→ Problem requirements: Read the lines below. Copy out any that hold the string "content".

--------------------------------

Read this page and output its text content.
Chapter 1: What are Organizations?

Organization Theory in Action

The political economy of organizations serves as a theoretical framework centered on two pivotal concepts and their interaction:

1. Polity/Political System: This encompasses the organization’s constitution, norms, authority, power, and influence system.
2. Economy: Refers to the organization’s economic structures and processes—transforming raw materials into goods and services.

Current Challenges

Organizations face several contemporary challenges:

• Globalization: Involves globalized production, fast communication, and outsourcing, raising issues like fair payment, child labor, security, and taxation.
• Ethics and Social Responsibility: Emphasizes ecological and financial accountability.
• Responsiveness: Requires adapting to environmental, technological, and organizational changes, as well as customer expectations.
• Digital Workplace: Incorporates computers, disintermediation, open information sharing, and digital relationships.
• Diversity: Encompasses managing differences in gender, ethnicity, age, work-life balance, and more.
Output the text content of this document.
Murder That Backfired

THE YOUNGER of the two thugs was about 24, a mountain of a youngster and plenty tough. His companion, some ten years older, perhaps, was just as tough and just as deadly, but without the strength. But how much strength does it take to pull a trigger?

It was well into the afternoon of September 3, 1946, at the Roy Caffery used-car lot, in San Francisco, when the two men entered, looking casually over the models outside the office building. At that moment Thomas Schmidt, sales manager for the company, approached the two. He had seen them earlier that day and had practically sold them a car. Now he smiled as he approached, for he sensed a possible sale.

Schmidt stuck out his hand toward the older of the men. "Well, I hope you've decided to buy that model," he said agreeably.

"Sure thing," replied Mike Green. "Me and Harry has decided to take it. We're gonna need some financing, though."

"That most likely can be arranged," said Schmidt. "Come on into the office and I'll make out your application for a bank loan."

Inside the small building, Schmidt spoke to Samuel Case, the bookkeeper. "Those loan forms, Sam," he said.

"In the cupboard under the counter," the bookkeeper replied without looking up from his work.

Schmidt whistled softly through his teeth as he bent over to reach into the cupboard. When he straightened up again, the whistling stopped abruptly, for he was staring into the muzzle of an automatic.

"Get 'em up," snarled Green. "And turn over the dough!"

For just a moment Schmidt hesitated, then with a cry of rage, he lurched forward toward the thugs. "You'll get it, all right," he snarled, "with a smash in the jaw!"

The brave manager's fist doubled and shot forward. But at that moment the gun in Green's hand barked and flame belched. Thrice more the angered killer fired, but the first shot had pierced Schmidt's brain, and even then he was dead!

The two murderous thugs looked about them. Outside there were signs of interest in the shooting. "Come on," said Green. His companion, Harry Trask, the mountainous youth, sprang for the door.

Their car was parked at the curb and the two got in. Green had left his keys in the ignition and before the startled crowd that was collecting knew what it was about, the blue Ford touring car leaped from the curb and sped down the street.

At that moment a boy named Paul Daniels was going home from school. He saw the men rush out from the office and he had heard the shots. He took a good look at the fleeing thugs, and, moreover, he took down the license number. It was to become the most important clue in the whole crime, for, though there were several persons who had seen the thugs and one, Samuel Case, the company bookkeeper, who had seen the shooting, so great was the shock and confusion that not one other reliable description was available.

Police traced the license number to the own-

--------------------------------

→ Worked solution:
Read this page and output its text content.
Output the text content of this document.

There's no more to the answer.